*PROBLEM DETAILS*: Transcribe every line of the records verbatim.

*PROVIDED ENTRIES*:

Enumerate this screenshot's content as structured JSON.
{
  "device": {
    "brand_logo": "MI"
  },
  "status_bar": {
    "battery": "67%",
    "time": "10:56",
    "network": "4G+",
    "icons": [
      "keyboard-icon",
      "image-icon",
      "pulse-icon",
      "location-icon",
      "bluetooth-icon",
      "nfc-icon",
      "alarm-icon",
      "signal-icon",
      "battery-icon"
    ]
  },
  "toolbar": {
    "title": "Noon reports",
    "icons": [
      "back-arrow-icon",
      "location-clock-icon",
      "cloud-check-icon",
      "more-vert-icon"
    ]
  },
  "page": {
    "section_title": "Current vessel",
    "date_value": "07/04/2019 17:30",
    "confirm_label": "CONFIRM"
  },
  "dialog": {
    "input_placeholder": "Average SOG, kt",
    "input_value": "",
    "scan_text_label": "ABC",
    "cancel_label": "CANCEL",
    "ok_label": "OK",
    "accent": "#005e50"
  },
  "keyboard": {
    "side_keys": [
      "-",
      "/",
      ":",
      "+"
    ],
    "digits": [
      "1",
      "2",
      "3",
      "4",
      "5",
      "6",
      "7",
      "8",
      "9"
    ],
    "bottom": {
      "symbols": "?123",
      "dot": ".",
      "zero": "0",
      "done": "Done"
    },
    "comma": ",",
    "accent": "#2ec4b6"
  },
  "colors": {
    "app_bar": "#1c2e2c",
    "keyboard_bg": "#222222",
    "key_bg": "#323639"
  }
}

*SOLUTION TO THE PROBLEM*:
Enumerate this screenshot's content as structured JSON.
{
  "device": {
    "brand_logo": "MI"
  },
  "status_bar": {
    "battery": "67%",
    "time": "10:56",
    "network": "4G+",
    "icons": [
      "keyboard-icon",
      "image-icon",
      "pulse-icon",
      "location-icon",
      "bluetooth-icon",
      "nfc-icon",
      "alarm-icon",
      "signal-icon",
      "battery-icon"
    ]
  },
  "toolbar": {
    "title": "Noon reports",
    "icons": [
      "back-arrow-icon",
      "location-clock-icon",
      "cloud-check-icon",
      "more-vert-icon"
    ]
  },
  "page": {
    "section_title": "Current vessel",
    "date_value": "07/04/2019 17:30",
    "confirm_label": "CONFIRM"
  },
  "dialog": {
    "input_placeholder": "Average SOG, kt",
    "input_value": "",
    "scan_text_label": "ABC",
    "cancel_label": "CANCEL",
    "ok_label": "OK",
    "accent": "#005e50"
  },
  "keyboard": {
    "side_keys": [
      "-",
      "/",
      ":",
      "+"
    ],
    "digits": [
      "1",
      "2",
      "3",
      "4",
      "5",
      "6",
      "7",
      "8",
      "9"
    ],
    "bottom": {
      "symbols": "?123",
      "dot": ".",
      "zero": "0",
      "done": "Done"
    },
    "comma": ",",
    "accent": "#2ec4b6"
  },
  "colors": {
    "app_bar": "#1c2e2c",
    "keyboard_bg": "#222222",
    "key_bg": "#323639"
  }
}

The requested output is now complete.